[Task goal] In the material below, identify each line bearing the word "JSON". Reproduce those lines.

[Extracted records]
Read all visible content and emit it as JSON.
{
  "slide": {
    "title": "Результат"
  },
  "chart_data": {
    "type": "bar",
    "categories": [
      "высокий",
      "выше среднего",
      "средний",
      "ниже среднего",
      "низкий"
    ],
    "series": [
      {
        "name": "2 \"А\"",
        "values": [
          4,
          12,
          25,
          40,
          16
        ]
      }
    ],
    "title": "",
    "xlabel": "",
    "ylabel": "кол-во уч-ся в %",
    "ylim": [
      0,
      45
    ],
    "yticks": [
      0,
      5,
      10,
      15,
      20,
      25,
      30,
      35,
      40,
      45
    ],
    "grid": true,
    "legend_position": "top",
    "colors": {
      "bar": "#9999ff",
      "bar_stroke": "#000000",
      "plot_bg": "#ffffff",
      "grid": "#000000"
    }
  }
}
--
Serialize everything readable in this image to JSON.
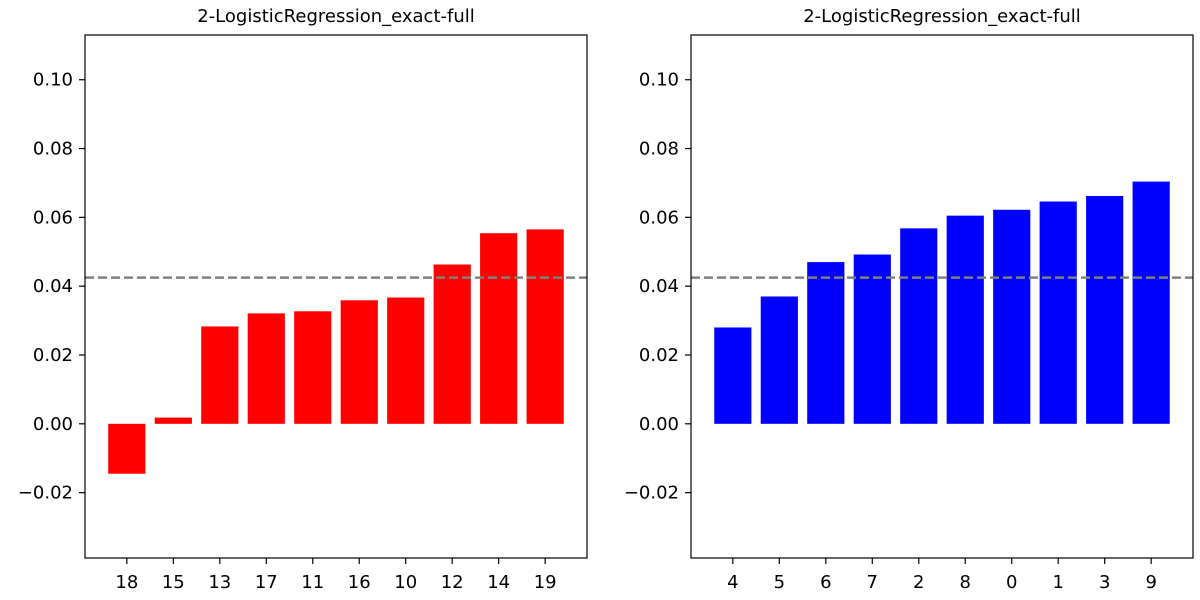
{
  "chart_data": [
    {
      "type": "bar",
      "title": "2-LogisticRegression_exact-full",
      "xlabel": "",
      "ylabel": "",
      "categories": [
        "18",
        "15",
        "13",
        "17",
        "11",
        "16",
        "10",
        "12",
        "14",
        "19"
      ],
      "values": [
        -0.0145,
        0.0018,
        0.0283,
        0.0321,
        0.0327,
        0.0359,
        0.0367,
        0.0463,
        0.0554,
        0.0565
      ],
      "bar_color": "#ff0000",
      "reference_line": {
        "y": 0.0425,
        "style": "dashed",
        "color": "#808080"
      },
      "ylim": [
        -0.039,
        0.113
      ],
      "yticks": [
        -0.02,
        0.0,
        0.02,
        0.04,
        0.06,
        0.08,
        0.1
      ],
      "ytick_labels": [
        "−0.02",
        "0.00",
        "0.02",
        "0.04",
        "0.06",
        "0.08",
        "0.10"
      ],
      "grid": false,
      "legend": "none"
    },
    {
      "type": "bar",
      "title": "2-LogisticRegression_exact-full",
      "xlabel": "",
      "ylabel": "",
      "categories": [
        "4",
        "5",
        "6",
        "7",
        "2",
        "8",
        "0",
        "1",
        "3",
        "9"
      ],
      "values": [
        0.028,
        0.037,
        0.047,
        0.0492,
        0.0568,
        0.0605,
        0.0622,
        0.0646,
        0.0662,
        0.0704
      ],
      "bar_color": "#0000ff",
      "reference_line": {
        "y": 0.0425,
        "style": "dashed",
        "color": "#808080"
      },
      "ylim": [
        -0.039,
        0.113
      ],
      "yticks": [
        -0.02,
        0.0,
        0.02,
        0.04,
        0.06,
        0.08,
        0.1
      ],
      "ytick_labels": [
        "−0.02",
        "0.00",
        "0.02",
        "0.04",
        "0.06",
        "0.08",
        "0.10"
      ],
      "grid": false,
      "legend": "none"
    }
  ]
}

[Written solution]
Read all visible content and emit it as JSON.
Serialize everything readable in this image to JSON.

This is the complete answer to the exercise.